**Extracted entries**

──────

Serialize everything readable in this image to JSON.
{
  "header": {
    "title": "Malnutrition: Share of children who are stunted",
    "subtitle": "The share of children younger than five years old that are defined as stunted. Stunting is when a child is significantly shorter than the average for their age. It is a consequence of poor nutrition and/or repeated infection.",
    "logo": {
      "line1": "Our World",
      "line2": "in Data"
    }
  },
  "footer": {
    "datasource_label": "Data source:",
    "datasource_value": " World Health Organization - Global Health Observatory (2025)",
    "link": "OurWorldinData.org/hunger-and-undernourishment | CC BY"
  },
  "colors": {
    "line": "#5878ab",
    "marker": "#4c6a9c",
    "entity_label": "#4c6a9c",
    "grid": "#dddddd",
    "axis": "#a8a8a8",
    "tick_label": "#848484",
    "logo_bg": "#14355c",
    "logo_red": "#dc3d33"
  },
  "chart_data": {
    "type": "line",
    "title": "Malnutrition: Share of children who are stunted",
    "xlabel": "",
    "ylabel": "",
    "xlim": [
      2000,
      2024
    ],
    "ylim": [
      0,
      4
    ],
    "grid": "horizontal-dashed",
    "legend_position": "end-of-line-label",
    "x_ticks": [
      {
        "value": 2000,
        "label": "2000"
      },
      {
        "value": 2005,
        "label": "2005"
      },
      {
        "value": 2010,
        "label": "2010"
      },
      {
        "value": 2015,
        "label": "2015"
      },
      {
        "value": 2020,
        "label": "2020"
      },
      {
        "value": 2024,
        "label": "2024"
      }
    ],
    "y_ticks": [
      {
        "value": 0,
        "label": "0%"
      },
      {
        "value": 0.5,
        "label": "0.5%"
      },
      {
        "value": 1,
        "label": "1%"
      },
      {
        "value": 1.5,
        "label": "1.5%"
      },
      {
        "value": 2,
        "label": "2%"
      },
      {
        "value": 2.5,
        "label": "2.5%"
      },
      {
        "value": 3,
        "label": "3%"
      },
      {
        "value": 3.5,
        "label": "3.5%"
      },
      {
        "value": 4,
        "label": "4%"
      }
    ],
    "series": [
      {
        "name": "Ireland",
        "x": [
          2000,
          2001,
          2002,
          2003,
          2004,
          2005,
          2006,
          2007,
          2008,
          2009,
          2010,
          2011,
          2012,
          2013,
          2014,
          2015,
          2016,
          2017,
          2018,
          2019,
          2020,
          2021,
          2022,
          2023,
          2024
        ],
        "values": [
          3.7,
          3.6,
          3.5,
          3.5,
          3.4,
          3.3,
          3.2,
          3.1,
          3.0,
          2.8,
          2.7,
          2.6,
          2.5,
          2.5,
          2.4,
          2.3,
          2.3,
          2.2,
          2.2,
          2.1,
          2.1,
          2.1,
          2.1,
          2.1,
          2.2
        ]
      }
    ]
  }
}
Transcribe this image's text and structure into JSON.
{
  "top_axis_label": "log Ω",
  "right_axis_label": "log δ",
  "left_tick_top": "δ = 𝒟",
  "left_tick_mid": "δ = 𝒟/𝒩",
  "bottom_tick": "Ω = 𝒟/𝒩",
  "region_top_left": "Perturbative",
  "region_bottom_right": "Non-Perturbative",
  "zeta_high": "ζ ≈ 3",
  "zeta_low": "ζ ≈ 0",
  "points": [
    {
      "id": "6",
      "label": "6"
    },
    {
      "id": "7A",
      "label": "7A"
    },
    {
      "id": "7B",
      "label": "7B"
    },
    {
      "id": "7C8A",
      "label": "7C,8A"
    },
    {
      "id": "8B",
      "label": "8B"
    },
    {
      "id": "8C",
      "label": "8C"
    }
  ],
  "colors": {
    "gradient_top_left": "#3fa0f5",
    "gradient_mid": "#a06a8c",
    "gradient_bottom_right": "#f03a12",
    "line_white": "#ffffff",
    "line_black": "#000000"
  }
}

──────

**Goal**
Show all lines from the data above in which the word "Perturbative" appears.

**Correct output**
  "region_top_left": "Perturbative",
  "region_bottom_right": "Non-Perturbative",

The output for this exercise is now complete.